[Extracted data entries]
— BEGIN —
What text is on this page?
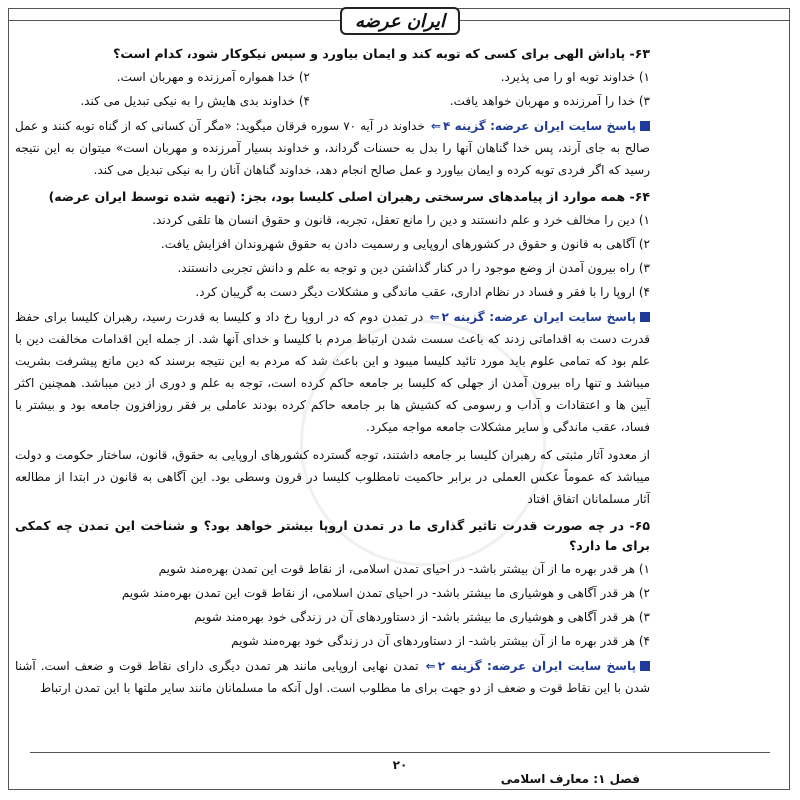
ایران عرضه
۶۳- پاداش الهی برای کسی که توبه کند و ایمان بیاورد و سپس نیکوکار شود، کدام است؟
۱) خداوند توبه او را می پذیرد.
۲) خدا همواره آمرزنده و مهربان است.
۳) خدا را آمرزنده و مهربان خواهد یافت.
۴) خداوند بدی هایش را به نیکی تبدیل می کند.
پاسخ سایت ایران عرضه: گزینه ۴⇐ خداوند در آیه ۷۰ سوره فرقان میگوید: «مگر آن کسانی که از گناه توبه کنند و عمل صالح به جای آرند، پس خدا گناهان آنها را بدل به حسنات گرداند، و خداوند بسیار آمرزنده و مهربان است» میتوان به این نتیجه رسید که اگر فردی توبه کرده و ایمان بیاورد و عمل صالح انجام دهد، خداوند گناهان آنان را به نیکی تبدیل می کند.
۶۴- همه موارد از پیامدهای سرسختی رهبران اصلی کلیسا بود، بجز: (تهیه شده توسط ایران عرضه)
۱) دین را مخالف خرد و علم دانستند و دین را مانع تعقل، تجربه، قانون و حقوق انسان ها تلقی کردند.
۲) آگاهی به قانون و حقوق در کشورهای اروپایی و رسمیت دادن به حقوق شهروندان افزایش یافت.
۳) راه بیرون آمدن از وضع موجود را در کنار گذاشتن دین و توجه به علم و دانش تجربی دانستند.
۴) اروپا را با فقر و فساد در نظام اداری، عقب ماندگی و مشکلات دیگر دست به گریبان کرد.
پاسخ سایت ایران عرضه: گزینه ۲⇐ در تمدن دوم که در اروپا رخ داد و کلیسا به قدرت رسید، رهبران کلیسا برای حفظ قدرت دست به اقداماتی زدند که باعث سست شدن ارتباط مردم با کلیسا و خدای آنها شد. از جمله این اقدامات مخالفت دین با علم بود که تمامی علوم باید مورد تائید کلیسا میبود و این باعث شد که مردم به این نتیجه برسند که دین مانع پیشرفت بشریت میباشد و تنها راه بیرون آمدن از جهلی که کلیسا بر جامعه حاکم کرده است، توجه به علم و دوری از دین میباشد. همچنین اکثر آیین ها و اعتقادات و آداب و رسومی که کشیش ها بر جامعه حاکم کرده بودند عاملی بر فقر روزافزون جامعه بود و بیشتر با فساد، عقب ماندگی و سایر مشکلات جامعه مواجه میکرد.
از معدود آثار مثبتی که رهبران کلیسا بر جامعه داشتند، توجه گسترده کشورهای اروپایی به حقوق، قانون، ساختار حکومت و دولت میباشد که عموماً عکس العملی در برابر حاکمیت نامطلوب کلیسا در قرون وسطی بود. این آگاهی به قانون در ابتدا از مطالعه آثار مسلمانان اتفاق افتاد
۶۵- در چه صورت قدرت تاثیر گذاری ما در تمدن اروپا بیشتر خواهد بود؟ و شناخت این تمدن چه کمکی برای ما دارد؟
۱) هر قدر بهره ما از آن بیشتر باشد- در احیای تمدن اسلامی، از نقاط قوت این تمدن بهره‌مند شویم
۲) هر قدر آگاهی و هوشیاری ما بیشتر باشد- در احیای تمدن اسلامی، از نقاط قوت این تمدن بهره‌مند شویم
۳) هر قدر آگاهی و هوشیاری ما بیشتر باشد- از دستاوردهای آن در زندگی خود بهره‌مند شویم
۴) هر قدر بهره ما از آن بیشتر باشد- از دستاوردهای آن در زندگی خود بهره‌مند شویم
پاسخ سایت ایران عرضه: گزینه ۲⇐ تمدن نهایی اروپایی مانند هر تمدن دیگری دارای نقاط قوت و ضعف است. آشنا شدن با این نقاط قوت و ضعف از دو جهت برای ما مطلوب است. اول آنکه ما مسلمانان مانند سایر ملتها با این تمدن ارتباط
۲۰
فصل ۱: معارف اسلامی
— END —
SET EXERCISE - Return the material exactly as given, apart from the pictures.

TASK RESPONSE -
What text is on this page?
ایران عرضه
۶۳- پاداش الهی برای کسی که توبه کند و ایمان بیاورد و سپس نیکوکار شود، کدام است؟
۱) خداوند توبه او را می پذیرد.
۲) خدا همواره آمرزنده و مهربان است.
۳) خدا را آمرزنده و مهربان خواهد یافت.
۴) خداوند بدی هایش را به نیکی تبدیل می کند.
پاسخ سایت ایران عرضه: گزینه ۴⇐ خداوند در آیه ۷۰ سوره فرقان میگوید: «مگر آن کسانی که از گناه توبه کنند و عمل صالح به جای آرند، پس خدا گناهان آنها را بدل به حسنات گرداند، و خداوند بسیار آمرزنده و مهربان است» میتوان به این نتیجه رسید که اگر فردی توبه کرده و ایمان بیاورد و عمل صالح انجام دهد، خداوند گناهان آنان را به نیکی تبدیل می کند.
۶۴- همه موارد از پیامدهای سرسختی رهبران اصلی کلیسا بود، بجز: (تهیه شده توسط ایران عرضه)
۱) دین را مخالف خرد و علم دانستند و دین را مانع تعقل، تجربه، قانون و حقوق انسان ها تلقی کردند.
۲) آگاهی به قانون و حقوق در کشورهای اروپایی و رسمیت دادن به حقوق شهروندان افزایش یافت.
۳) راه بیرون آمدن از وضع موجود را در کنار گذاشتن دین و توجه به علم و دانش تجربی دانستند.
۴) اروپا را با فقر و فساد در نظام اداری، عقب ماندگی و مشکلات دیگر دست به گریبان کرد.
پاسخ سایت ایران عرضه: گزینه ۲⇐ در تمدن دوم که در اروپا رخ داد و کلیسا به قدرت رسید، رهبران کلیسا برای حفظ قدرت دست به اقداماتی زدند که باعث سست شدن ارتباط مردم با کلیسا و خدای آنها شد. از جمله این اقدامات مخالفت دین با علم بود که تمامی علوم باید مورد تائید کلیسا میبود و این باعث شد که مردم به این نتیجه برسند که دین مانع پیشرفت بشریت میباشد و تنها راه بیرون آمدن از جهلی که کلیسا بر جامعه حاکم کرده است، توجه به علم و دوری از دین میباشد. همچنین اکثر آیین ها و اعتقادات و آداب و رسومی که کشیش ها بر جامعه حاکم کرده بودند عاملی بر فقر روزافزون جامعه بود و بیشتر با فساد، عقب ماندگی و سایر مشکلات جامعه مواجه میکرد.
از معدود آثار مثبتی که رهبران کلیسا بر جامعه داشتند، توجه گسترده کشورهای اروپایی به حقوق، قانون، ساختار حکومت و دولت میباشد که عموماً عکس العملی در برابر حاکمیت نامطلوب کلیسا در قرون وسطی بود. این آگاهی به قانون در ابتدا از مطالعه آثار مسلمانان اتفاق افتاد
۶۵- در چه صورت قدرت تاثیر گذاری ما در تمدن اروپا بیشتر خواهد بود؟ و شناخت این تمدن چه کمکی برای ما دارد؟
۱) هر قدر بهره ما از آن بیشتر باشد- در احیای تمدن اسلامی، از نقاط قوت این تمدن بهره‌مند شویم
۲) هر قدر آگاهی و هوشیاری ما بیشتر باشد- در احیای تمدن اسلامی، از نقاط قوت این تمدن بهره‌مند شویم
۳) هر قدر آگاهی و هوشیاری ما بیشتر باشد- از دستاوردهای آن در زندگی خود بهره‌مند شویم
۴) هر قدر بهره ما از آن بیشتر باشد- از دستاوردهای آن در زندگی خود بهره‌مند شویم
پاسخ سایت ایران عرضه: گزینه ۲⇐ تمدن نهایی اروپایی مانند هر تمدن دیگری دارای نقاط قوت و ضعف است. آشنا شدن با این نقاط قوت و ضعف از دو جهت برای ما مطلوب است. اول آنکه ما مسلمانان مانند سایر ملتها با این تمدن ارتباط
۲۰
فصل ۱: معارف اسلامی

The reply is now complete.